**Data lines**.
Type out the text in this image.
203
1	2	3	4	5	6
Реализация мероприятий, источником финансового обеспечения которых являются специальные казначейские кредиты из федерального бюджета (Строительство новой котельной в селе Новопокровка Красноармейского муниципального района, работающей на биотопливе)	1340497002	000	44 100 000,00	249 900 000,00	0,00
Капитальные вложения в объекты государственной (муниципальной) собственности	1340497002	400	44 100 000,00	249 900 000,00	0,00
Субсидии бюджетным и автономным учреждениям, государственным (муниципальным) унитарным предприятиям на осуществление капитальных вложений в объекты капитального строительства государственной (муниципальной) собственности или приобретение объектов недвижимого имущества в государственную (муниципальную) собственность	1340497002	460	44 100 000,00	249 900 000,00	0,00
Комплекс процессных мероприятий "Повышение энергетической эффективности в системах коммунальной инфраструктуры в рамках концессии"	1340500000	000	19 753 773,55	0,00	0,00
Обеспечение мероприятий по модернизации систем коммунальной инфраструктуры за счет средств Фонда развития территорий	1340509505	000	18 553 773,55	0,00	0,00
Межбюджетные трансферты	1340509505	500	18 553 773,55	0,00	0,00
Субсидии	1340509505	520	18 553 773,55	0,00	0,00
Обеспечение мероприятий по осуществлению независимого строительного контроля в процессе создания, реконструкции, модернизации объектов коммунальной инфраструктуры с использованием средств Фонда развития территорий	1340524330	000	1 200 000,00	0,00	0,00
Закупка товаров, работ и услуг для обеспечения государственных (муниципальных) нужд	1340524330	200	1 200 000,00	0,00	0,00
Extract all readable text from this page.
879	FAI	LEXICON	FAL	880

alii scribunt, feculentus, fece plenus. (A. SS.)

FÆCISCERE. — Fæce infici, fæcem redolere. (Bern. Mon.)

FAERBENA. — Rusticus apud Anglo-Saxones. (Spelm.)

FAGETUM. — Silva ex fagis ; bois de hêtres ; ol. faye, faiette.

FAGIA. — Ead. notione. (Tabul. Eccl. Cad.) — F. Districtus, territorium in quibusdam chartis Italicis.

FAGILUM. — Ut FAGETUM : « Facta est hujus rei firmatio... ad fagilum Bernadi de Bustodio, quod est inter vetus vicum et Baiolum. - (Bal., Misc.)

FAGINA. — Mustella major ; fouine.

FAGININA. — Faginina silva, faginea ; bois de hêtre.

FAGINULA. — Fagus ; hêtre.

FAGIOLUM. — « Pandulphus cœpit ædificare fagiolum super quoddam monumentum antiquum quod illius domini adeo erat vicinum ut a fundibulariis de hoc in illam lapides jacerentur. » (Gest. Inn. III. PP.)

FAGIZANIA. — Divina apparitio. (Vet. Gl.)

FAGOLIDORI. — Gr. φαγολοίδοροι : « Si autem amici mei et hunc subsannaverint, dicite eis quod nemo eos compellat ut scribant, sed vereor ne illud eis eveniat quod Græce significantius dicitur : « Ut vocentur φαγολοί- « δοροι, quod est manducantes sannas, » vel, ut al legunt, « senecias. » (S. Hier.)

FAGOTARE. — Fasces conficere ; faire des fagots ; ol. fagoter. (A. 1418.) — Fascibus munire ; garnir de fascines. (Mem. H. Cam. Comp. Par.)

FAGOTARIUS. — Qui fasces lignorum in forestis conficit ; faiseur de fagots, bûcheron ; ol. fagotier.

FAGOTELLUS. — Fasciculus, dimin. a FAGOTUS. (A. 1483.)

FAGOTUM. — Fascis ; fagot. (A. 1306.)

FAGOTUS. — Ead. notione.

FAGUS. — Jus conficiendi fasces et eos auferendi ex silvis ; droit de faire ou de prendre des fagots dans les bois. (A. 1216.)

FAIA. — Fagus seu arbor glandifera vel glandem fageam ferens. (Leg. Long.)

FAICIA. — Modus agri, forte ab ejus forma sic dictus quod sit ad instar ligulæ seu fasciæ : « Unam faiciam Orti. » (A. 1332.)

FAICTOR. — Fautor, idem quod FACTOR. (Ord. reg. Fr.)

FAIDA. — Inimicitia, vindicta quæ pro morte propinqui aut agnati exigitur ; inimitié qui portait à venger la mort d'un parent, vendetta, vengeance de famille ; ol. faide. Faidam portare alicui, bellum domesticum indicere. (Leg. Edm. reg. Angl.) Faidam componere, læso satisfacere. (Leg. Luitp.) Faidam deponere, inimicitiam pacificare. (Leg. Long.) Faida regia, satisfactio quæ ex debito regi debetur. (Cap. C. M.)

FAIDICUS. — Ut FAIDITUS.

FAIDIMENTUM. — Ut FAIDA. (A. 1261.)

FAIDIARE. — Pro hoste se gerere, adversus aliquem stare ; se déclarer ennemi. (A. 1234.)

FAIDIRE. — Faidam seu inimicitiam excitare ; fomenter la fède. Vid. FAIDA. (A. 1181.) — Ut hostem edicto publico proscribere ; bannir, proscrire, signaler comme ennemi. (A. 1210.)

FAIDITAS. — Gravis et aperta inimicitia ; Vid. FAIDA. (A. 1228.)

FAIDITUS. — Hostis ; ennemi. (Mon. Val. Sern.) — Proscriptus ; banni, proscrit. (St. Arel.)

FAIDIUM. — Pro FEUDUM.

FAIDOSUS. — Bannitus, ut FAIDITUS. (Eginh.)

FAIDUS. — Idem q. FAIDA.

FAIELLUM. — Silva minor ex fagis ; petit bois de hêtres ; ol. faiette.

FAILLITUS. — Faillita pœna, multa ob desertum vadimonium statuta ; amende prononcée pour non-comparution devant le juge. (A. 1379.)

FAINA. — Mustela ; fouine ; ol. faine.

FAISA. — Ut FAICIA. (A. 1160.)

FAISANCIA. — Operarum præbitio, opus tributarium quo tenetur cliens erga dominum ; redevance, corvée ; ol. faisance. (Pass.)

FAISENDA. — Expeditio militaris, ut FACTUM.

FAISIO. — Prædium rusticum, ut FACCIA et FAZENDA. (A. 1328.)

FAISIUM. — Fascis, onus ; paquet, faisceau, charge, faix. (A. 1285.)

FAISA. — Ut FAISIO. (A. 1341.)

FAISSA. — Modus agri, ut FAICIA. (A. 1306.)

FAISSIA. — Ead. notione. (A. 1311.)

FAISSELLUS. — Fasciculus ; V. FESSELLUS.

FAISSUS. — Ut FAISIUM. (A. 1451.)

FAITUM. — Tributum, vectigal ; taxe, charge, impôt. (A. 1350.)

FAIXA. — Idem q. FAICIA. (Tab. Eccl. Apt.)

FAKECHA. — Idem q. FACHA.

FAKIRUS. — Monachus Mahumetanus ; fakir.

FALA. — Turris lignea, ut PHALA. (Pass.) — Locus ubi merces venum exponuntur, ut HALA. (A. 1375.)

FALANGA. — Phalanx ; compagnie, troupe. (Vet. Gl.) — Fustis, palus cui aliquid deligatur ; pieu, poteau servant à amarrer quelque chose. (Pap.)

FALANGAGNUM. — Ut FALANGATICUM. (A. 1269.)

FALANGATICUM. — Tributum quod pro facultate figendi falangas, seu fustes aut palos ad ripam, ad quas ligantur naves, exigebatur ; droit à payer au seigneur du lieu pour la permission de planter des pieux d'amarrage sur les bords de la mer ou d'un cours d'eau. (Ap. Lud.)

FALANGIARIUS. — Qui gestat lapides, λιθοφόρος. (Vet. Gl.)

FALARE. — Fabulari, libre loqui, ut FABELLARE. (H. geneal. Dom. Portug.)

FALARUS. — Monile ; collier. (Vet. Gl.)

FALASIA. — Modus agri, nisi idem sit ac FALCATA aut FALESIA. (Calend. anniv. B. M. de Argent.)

**Stated task**.
Restate the whole listing exactly, leaving out nothing.

**Expected output**.
Type out the text in this image.
203
1	2	3	4	5	6
Реализация мероприятий, источником финансового обеспечения которых являются специальные казначейские кредиты из федерального бюджета (Строительство новой котельной в селе Новопокровка Красноармейского муниципального района, работающей на биотопливе)	1340497002	000	44 100 000,00	249 900 000,00	0,00
Капитальные вложения в объекты государственной (муниципальной) собственности	1340497002	400	44 100 000,00	249 900 000,00	0,00
Субсидии бюджетным и автономным учреждениям, государственным (муниципальным) унитарным предприятиям на осуществление капитальных вложений в объекты капитального строительства государственной (муниципальной) собственности или приобретение объектов недвижимого имущества в государственную (муниципальную) собственность	1340497002	460	44 100 000,00	249 900 000,00	0,00
Комплекс процессных мероприятий "Повышение энергетической эффективности в системах коммунальной инфраструктуры в рамках концессии"	1340500000	000	19 753 773,55	0,00	0,00
Обеспечение мероприятий по модернизации систем коммунальной инфраструктуры за счет средств Фонда развития территорий	1340509505	000	18 553 773,55	0,00	0,00
Межбюджетные трансферты	1340509505	500	18 553 773,55	0,00	0,00
Субсидии	1340509505	520	18 553 773,55	0,00	0,00
Обеспечение мероприятий по осуществлению независимого строительного контроля в процессе создания, реконструкции, модернизации объектов коммунальной инфраструктуры с использованием средств Фонда развития территорий	1340524330	000	1 200 000,00	0,00	0,00
Закупка товаров, работ и услуг для обеспечения государственных (муниципальных) нужд	1340524330	200	1 200 000,00	0,00	0,00
Extract all readable text from this page.
879	FAI	LEXICON	FAL	880

alii scribunt, feculentus, fece plenus. (A. SS.)

FÆCISCERE. — Fæce infici, fæcem redolere. (Bern. Mon.)

FAERBENA. — Rusticus apud Anglo-Saxones. (Spelm.)

FAGETUM. — Silva ex fagis ; bois de hêtres ; ol. faye, faiette.

FAGIA. — Ead. notione. (Tabul. Eccl. Cad.) — F. Districtus, territorium in quibusdam chartis Italicis.

FAGILUM. — Ut FAGETUM : « Facta est hujus rei firmatio... ad fagilum Bernadi de Bustodio, quod est inter vetus vicum et Baiolum. - (Bal., Misc.)

FAGINA. — Mustella major ; fouine.

FAGININA. — Faginina silva, faginea ; bois de hêtre.

FAGINULA. — Fagus ; hêtre.

FAGIOLUM. — « Pandulphus cœpit ædificare fagiolum super quoddam monumentum antiquum quod illius domini adeo erat vicinum ut a fundibulariis de hoc in illam lapides jacerentur. » (Gest. Inn. III. PP.)

FAGIZANIA. — Divina apparitio. (Vet. Gl.)

FAGOLIDORI. — Gr. φαγολοίδοροι : « Si autem amici mei et hunc subsannaverint, dicite eis quod nemo eos compellat ut scribant, sed vereor ne illud eis eveniat quod Græce significantius dicitur : « Ut vocentur φαγολοί- « δοροι, quod est manducantes sannas, » vel, ut al legunt, « senecias. » (S. Hier.)

FAGOTARE. — Fasces conficere ; faire des fagots ; ol. fagoter. (A. 1418.) — Fascibus munire ; garnir de fascines. (Mem. H. Cam. Comp. Par.)

FAGOTARIUS. — Qui fasces lignorum in forestis conficit ; faiseur de fagots, bûcheron ; ol. fagotier.

FAGOTELLUS. — Fasciculus, dimin. a FAGOTUS. (A. 1483.)

FAGOTUM. — Fascis ; fagot. (A. 1306.)

FAGOTUS. — Ead. notione.

FAGUS. — Jus conficiendi fasces et eos auferendi ex silvis ; droit de faire ou de prendre des fagots dans les bois. (A. 1216.)

FAIA. — Fagus seu arbor glandifera vel glandem fageam ferens. (Leg. Long.)

FAICIA. — Modus agri, forte ab ejus forma sic dictus quod sit ad instar ligulæ seu fasciæ : « Unam faiciam Orti. » (A. 1332.)

FAICTOR. — Fautor, idem quod FACTOR. (Ord. reg. Fr.)

FAIDA. — Inimicitia, vindicta quæ pro morte propinqui aut agnati exigitur ; inimitié qui portait à venger la mort d'un parent, vendetta, vengeance de famille ; ol. faide. Faidam portare alicui, bellum domesticum indicere. (Leg. Edm. reg. Angl.) Faidam componere, læso satisfacere. (Leg. Luitp.) Faidam deponere, inimicitiam pacificare. (Leg. Long.) Faida regia, satisfactio quæ ex debito regi debetur. (Cap. C. M.)

FAIDICUS. — Ut FAIDITUS.

FAIDIMENTUM. — Ut FAIDA. (A. 1261.)

FAIDIARE. — Pro hoste se gerere, adversus aliquem stare ; se déclarer ennemi. (A. 1234.)

FAIDIRE. — Faidam seu inimicitiam excitare ; fomenter la fède. Vid. FAIDA. (A. 1181.) — Ut hostem edicto publico proscribere ; bannir, proscrire, signaler comme ennemi. (A. 1210.)

FAIDITAS. — Gravis et aperta inimicitia ; Vid. FAIDA. (A. 1228.)

FAIDITUS. — Hostis ; ennemi. (Mon. Val. Sern.) — Proscriptus ; banni, proscrit. (St. Arel.)

FAIDIUM. — Pro FEUDUM.

FAIDOSUS. — Bannitus, ut FAIDITUS. (Eginh.)

FAIDUS. — Idem q. FAIDA.

FAIELLUM. — Silva minor ex fagis ; petit bois de hêtres ; ol. faiette.

FAILLITUS. — Faillita pœna, multa ob desertum vadimonium statuta ; amende prononcée pour non-comparution devant le juge. (A. 1379.)

FAINA. — Mustela ; fouine ; ol. faine.

FAISA. — Ut FAICIA. (A. 1160.)

FAISANCIA. — Operarum præbitio, opus tributarium quo tenetur cliens erga dominum ; redevance, corvée ; ol. faisance. (Pass.)

FAISENDA. — Expeditio militaris, ut FACTUM.

FAISIO. — Prædium rusticum, ut FACCIA et FAZENDA. (A. 1328.)

FAISIUM. — Fascis, onus ; paquet, faisceau, charge, faix. (A. 1285.)

FAISA. — Ut FAISIO. (A. 1341.)

FAISSA. — Modus agri, ut FAICIA. (A. 1306.)

FAISSIA. — Ead. notione. (A. 1311.)

FAISSELLUS. — Fasciculus ; V. FESSELLUS.

FAISSUS. — Ut FAISIUM. (A. 1451.)

FAITUM. — Tributum, vectigal ; taxe, charge, impôt. (A. 1350.)

FAIXA. — Idem q. FAICIA. (Tab. Eccl. Apt.)

FAKECHA. — Idem q. FACHA.

FAKIRUS. — Monachus Mahumetanus ; fakir.

FALA. — Turris lignea, ut PHALA. (Pass.) — Locus ubi merces venum exponuntur, ut HALA. (A. 1375.)

FALANGA. — Phalanx ; compagnie, troupe. (Vet. Gl.) — Fustis, palus cui aliquid deligatur ; pieu, poteau servant à amarrer quelque chose. (Pap.)

FALANGAGNUM. — Ut FALANGATICUM. (A. 1269.)

FALANGATICUM. — Tributum quod pro facultate figendi falangas, seu fustes aut palos ad ripam, ad quas ligantur naves, exigebatur ; droit à payer au seigneur du lieu pour la permission de planter des pieux d'amarrage sur les bords de la mer ou d'un cours d'eau. (Ap. Lud.)

FALANGIARIUS. — Qui gestat lapides, λιθοφόρος. (Vet. Gl.)

FALARE. — Fabulari, libre loqui, ut FABELLARE. (H. geneal. Dom. Portug.)

FALARUS. — Monile ; collier. (Vet. Gl.)

FALASIA. — Modus agri, nisi idem sit ac FALCATA aut FALESIA. (Calend. anniv. B. M. de Argent.)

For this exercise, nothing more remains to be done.